Directions for this task. Set down, in full, every record in the block.
┄┄┄┄┄┄
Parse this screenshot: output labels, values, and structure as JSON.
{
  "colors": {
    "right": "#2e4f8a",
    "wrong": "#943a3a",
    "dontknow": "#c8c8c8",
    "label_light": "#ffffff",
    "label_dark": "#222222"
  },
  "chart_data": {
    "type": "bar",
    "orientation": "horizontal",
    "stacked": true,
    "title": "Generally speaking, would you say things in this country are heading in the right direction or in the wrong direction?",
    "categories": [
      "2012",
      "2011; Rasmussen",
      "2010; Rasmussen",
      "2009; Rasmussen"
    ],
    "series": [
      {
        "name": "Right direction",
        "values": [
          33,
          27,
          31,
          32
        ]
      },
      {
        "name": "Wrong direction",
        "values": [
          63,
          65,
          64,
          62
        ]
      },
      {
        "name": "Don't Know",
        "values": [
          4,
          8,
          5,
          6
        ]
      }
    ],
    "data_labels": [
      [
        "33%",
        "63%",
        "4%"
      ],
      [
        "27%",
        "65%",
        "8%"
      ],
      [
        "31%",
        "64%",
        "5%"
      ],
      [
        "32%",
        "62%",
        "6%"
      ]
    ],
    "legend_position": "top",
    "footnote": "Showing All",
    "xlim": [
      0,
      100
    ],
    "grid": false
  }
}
┄┄┄┄┄┄
Result.
Parse this screenshot: output labels, values, and structure as JSON.
{
  "colors": {
    "right": "#2e4f8a",
    "wrong": "#943a3a",
    "dontknow": "#c8c8c8",
    "label_light": "#ffffff",
    "label_dark": "#222222"
  },
  "chart_data": {
    "type": "bar",
    "orientation": "horizontal",
    "stacked": true,
    "title": "Generally speaking, would you say things in this country are heading in the right direction or in the wrong direction?",
    "categories": [
      "2012",
      "2011; Rasmussen",
      "2010; Rasmussen",
      "2009; Rasmussen"
    ],
    "series": [
      {
        "name": "Right direction",
        "values": [
          33,
          27,
          31,
          32
        ]
      },
      {
        "name": "Wrong direction",
        "values": [
          63,
          65,
          64,
          62
        ]
      },
      {
        "name": "Don't Know",
        "values": [
          4,
          8,
          5,
          6
        ]
      }
    ],
    "data_labels": [
      [
        "33%",
        "63%",
        "4%"
      ],
      [
        "27%",
        "65%",
        "8%"
      ],
      [
        "31%",
        "64%",
        "5%"
      ],
      [
        "32%",
        "62%",
        "6%"
      ]
    ],
    "legend_position": "top",
    "footnote": "Showing All",
    "xlim": [
      0,
      100
    ],
    "grid": false
  }
}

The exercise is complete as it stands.